- _Task_: Find the string "номер" in the listing and report every line that has it.

- _Provided data_:
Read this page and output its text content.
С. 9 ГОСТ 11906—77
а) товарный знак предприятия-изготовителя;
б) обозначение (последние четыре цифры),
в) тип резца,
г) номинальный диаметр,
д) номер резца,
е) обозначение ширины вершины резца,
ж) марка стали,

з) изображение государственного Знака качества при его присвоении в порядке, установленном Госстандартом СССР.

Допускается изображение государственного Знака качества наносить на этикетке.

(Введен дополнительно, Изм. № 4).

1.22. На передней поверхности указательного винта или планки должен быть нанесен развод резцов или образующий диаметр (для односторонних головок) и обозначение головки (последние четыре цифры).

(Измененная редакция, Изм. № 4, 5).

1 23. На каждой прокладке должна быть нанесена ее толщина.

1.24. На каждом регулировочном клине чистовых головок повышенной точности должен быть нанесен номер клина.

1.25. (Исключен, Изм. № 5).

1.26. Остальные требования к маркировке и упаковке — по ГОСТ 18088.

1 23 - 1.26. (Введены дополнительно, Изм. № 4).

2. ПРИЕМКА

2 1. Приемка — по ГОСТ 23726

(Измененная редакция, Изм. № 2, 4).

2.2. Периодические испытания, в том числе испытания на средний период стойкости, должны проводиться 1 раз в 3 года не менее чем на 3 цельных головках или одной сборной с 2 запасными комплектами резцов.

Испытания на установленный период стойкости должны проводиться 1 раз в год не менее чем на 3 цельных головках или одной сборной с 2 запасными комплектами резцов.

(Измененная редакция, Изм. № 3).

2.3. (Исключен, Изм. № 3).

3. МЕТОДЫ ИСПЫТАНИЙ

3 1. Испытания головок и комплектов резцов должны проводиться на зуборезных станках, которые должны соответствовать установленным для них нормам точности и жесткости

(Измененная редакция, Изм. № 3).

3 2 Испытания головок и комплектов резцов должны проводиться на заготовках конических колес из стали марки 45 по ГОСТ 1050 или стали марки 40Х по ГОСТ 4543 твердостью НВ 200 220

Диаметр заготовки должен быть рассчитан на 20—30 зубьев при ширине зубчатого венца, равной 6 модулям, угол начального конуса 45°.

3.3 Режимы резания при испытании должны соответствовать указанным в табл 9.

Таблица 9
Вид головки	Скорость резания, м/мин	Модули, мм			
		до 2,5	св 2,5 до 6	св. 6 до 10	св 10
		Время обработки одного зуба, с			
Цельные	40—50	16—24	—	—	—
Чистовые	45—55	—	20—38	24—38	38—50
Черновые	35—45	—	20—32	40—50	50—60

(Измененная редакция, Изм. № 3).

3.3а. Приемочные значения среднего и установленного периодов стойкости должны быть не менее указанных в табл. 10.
==
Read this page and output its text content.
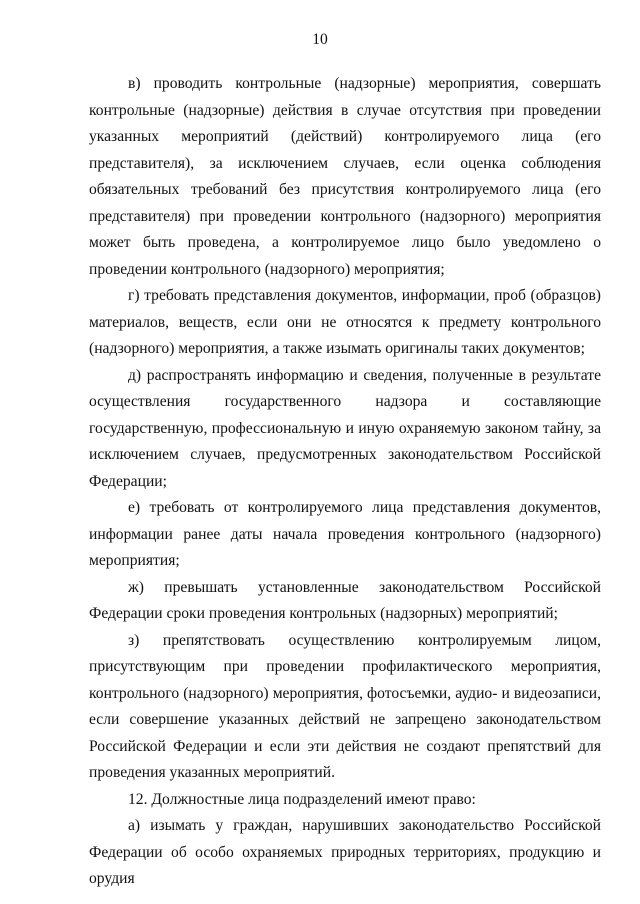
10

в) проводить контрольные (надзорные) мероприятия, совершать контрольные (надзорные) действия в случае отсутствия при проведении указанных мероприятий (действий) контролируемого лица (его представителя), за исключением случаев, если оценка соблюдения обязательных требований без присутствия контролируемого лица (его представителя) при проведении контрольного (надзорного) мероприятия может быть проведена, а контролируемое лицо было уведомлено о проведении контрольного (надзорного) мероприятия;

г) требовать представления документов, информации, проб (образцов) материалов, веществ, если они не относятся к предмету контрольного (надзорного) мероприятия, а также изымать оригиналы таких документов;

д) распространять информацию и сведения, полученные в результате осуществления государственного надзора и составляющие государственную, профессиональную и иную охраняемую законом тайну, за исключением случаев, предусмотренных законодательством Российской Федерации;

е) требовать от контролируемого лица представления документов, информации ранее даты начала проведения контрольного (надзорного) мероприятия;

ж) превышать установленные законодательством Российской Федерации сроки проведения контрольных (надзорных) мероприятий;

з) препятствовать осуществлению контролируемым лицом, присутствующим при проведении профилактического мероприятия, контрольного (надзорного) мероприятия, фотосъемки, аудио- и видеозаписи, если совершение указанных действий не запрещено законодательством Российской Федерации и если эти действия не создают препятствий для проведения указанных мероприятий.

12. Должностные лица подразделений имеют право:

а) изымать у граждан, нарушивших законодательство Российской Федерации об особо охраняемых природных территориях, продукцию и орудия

- _Result for this task_:
д) номер резца,
1.24. На каждом регулировочном клине чистовых головок повышенной точности должен быть нанесен номер клина.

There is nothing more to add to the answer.